▶ DATA SUPPLIED
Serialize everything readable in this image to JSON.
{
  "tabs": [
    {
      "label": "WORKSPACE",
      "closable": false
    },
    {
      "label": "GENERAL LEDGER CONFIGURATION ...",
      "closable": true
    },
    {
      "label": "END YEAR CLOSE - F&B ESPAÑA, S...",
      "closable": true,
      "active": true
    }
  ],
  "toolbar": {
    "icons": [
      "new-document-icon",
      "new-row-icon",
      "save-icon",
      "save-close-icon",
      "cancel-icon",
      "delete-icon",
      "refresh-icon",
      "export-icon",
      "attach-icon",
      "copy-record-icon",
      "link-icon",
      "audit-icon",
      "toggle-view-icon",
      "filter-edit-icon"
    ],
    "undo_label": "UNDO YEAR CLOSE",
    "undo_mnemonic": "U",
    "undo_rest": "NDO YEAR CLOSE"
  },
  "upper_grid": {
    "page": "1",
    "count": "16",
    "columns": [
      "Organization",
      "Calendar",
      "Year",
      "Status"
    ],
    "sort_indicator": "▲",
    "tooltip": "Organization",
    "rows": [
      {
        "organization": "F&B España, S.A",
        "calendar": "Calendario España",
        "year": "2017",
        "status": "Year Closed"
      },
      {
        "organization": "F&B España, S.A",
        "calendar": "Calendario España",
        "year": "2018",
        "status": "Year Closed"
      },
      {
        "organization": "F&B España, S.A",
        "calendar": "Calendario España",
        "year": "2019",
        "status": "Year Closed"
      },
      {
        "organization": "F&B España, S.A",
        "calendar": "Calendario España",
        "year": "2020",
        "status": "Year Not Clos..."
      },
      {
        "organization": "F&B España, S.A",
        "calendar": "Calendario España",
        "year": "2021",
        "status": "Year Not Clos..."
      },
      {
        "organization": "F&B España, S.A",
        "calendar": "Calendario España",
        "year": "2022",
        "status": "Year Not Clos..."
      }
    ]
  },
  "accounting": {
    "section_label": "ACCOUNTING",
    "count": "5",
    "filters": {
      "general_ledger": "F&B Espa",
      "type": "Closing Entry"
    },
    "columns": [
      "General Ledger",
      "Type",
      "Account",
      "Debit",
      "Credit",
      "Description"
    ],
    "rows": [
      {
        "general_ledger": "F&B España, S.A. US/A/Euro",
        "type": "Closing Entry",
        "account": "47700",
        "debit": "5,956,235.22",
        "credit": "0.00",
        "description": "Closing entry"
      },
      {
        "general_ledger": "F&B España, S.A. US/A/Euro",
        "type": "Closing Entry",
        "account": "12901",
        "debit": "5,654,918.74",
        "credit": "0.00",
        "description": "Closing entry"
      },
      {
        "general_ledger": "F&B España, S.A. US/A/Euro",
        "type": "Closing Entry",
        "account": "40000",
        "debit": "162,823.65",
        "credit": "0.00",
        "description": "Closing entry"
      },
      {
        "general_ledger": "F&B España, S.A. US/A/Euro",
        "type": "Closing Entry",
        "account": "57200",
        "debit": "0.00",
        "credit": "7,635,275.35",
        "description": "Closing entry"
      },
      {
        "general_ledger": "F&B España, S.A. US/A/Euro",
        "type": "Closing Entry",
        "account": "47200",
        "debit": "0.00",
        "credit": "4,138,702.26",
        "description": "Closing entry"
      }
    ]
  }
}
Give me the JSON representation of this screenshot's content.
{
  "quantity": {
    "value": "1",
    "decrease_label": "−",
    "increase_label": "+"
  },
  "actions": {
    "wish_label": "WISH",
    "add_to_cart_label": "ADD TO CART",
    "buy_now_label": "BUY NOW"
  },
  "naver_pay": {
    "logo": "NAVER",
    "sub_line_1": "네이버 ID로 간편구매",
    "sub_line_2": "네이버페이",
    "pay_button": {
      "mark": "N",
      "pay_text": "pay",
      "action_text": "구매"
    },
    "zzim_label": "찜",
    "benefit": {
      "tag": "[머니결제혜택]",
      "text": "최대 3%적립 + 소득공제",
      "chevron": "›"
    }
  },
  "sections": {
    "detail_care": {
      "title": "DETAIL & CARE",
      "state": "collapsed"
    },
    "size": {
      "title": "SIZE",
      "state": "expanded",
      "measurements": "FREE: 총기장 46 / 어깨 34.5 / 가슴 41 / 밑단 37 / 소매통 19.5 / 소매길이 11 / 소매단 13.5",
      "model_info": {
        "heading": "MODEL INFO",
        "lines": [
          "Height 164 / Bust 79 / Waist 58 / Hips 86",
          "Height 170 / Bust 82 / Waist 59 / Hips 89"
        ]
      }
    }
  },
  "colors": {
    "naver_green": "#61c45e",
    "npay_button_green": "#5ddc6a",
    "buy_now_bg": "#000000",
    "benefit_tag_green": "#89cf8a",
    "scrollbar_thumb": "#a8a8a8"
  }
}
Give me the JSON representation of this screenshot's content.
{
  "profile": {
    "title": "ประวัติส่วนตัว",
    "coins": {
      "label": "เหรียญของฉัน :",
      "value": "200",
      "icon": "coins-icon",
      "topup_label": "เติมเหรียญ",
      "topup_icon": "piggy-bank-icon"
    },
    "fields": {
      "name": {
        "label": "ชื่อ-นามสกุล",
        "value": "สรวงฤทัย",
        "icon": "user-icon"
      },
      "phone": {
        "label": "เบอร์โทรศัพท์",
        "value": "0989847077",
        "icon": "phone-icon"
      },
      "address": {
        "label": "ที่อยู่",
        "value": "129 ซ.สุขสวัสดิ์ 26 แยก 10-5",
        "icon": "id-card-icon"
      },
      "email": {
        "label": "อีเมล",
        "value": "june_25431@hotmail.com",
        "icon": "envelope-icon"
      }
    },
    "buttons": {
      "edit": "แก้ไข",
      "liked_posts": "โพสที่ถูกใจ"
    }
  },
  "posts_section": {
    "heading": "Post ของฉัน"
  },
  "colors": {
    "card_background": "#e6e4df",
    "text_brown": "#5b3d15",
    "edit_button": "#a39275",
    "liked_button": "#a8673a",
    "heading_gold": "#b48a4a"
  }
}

▶ WHAT TO WORK ON
Using the data above, output each line exactly.

▶ REPLY
Serialize everything readable in this image to JSON.
{
  "tabs": [
    {
      "label": "WORKSPACE",
      "closable": false
    },
    {
      "label": "GENERAL LEDGER CONFIGURATION ...",
      "closable": true
    },
    {
      "label": "END YEAR CLOSE - F&B ESPAÑA, S...",
      "closable": true,
      "active": true
    }
  ],
  "toolbar": {
    "icons": [
      "new-document-icon",
      "new-row-icon",
      "save-icon",
      "save-close-icon",
      "cancel-icon",
      "delete-icon",
      "refresh-icon",
      "export-icon",
      "attach-icon",
      "copy-record-icon",
      "link-icon",
      "audit-icon",
      "toggle-view-icon",
      "filter-edit-icon"
    ],
    "undo_label": "UNDO YEAR CLOSE",
    "undo_mnemonic": "U",
    "undo_rest": "NDO YEAR CLOSE"
  },
  "upper_grid": {
    "page": "1",
    "count": "16",
    "columns": [
      "Organization",
      "Calendar",
      "Year",
      "Status"
    ],
    "sort_indicator": "▲",
    "tooltip": "Organization",
    "rows": [
      {
        "organization": "F&B España, S.A",
        "calendar": "Calendario España",
        "year": "2017",
        "status": "Year Closed"
      },
      {
        "organization": "F&B España, S.A",
        "calendar": "Calendario España",
        "year": "2018",
        "status": "Year Closed"
      },
      {
        "organization": "F&B España, S.A",
        "calendar": "Calendario España",
        "year": "2019",
        "status": "Year Closed"
      },
      {
        "organization": "F&B España, S.A",
        "calendar": "Calendario España",
        "year": "2020",
        "status": "Year Not Clos..."
      },
      {
        "organization": "F&B España, S.A",
        "calendar": "Calendario España",
        "year": "2021",
        "status": "Year Not Clos..."
      },
      {
        "organization": "F&B España, S.A",
        "calendar": "Calendario España",
        "year": "2022",
        "status": "Year Not Clos..."
      }
    ]
  },
  "accounting": {
    "section_label": "ACCOUNTING",
    "count": "5",
    "filters": {
      "general_ledger": "F&B Espa",
      "type": "Closing Entry"
    },
    "columns": [
      "General Ledger",
      "Type",
      "Account",
      "Debit",
      "Credit",
      "Description"
    ],
    "rows": [
      {
        "general_ledger": "F&B España, S.A. US/A/Euro",
        "type": "Closing Entry",
        "account": "47700",
        "debit": "5,956,235.22",
        "credit": "0.00",
        "description": "Closing entry"
      },
      {
        "general_ledger": "F&B España, S.A. US/A/Euro",
        "type": "Closing Entry",
        "account": "12901",
        "debit": "5,654,918.74",
        "credit": "0.00",
        "description": "Closing entry"
      },
      {
        "general_ledger": "F&B España, S.A. US/A/Euro",
        "type": "Closing Entry",
        "account": "40000",
        "debit": "162,823.65",
        "credit": "0.00",
        "description": "Closing entry"
      },
      {
        "general_ledger": "F&B España, S.A. US/A/Euro",
        "type": "Closing Entry",
        "account": "57200",
        "debit": "0.00",
        "credit": "7,635,275.35",
        "description": "Closing entry"
      },
      {
        "general_ledger": "F&B España, S.A. US/A/Euro",
        "type": "Closing Entry",
        "account": "47200",
        "debit": "0.00",
        "credit": "4,138,702.26",
        "description": "Closing entry"
      }
    ]
  }
}
Give me the JSON representation of this screenshot's content.
{
  "quantity": {
    "value": "1",
    "decrease_label": "−",
    "increase_label": "+"
  },
  "actions": {
    "wish_label": "WISH",
    "add_to_cart_label": "ADD TO CART",
    "buy_now_label": "BUY NOW"
  },
  "naver_pay": {
    "logo": "NAVER",
    "sub_line_1": "네이버 ID로 간편구매",
    "sub_line_2": "네이버페이",
    "pay_button": {
      "mark": "N",
      "pay_text": "pay",
      "action_text": "구매"
    },
    "zzim_label": "찜",
    "benefit": {
      "tag": "[머니결제혜택]",
      "text": "최대 3%적립 + 소득공제",
      "chevron": "›"
    }
  },
  "sections": {
    "detail_care": {
      "title": "DETAIL & CARE",
      "state": "collapsed"
    },
    "size": {
      "title": "SIZE",
      "state": "expanded",
      "measurements": "FREE: 총기장 46 / 어깨 34.5 / 가슴 41 / 밑단 37 / 소매통 19.5 / 소매길이 11 / 소매단 13.5",
      "model_info": {
        "heading": "MODEL INFO",
        "lines": [
          "Height 164 / Bust 79 / Waist 58 / Hips 86",
          "Height 170 / Bust 82 / Waist 59 / Hips 89"
        ]
      }
    }
  },
  "colors": {
    "naver_green": "#61c45e",
    "npay_button_green": "#5ddc6a",
    "buy_now_bg": "#000000",
    "benefit_tag_green": "#89cf8a",
    "scrollbar_thumb": "#a8a8a8"
  }
}
Give me the JSON representation of this screenshot's content.
{
  "profile": {
    "title": "ประวัติส่วนตัว",
    "coins": {
      "label": "เหรียญของฉัน :",
      "value": "200",
      "icon": "coins-icon",
      "topup_label": "เติมเหรียญ",
      "topup_icon": "piggy-bank-icon"
    },
    "fields": {
      "name": {
        "label": "ชื่อ-นามสกุล",
        "value": "สรวงฤทัย",
        "icon": "user-icon"
      },
      "phone": {
        "label": "เบอร์โทรศัพท์",
        "value": "0989847077",
        "icon": "phone-icon"
      },
      "address": {
        "label": "ที่อยู่",
        "value": "129 ซ.สุขสวัสดิ์ 26 แยก 10-5",
        "icon": "id-card-icon"
      },
      "email": {
        "label": "อีเมล",
        "value": "june_25431@hotmail.com",
        "icon": "envelope-icon"
      }
    },
    "buttons": {
      "edit": "แก้ไข",
      "liked_posts": "โพสที่ถูกใจ"
    }
  },
  "posts_section": {
    "heading": "Post ของฉัน"
  },
  "colors": {
    "card_background": "#e6e4df",
    "text_brown": "#5b3d15",
    "edit_button": "#a39275",
    "liked_button": "#a8673a",
    "heading_gold": "#b48a4a"
  }
}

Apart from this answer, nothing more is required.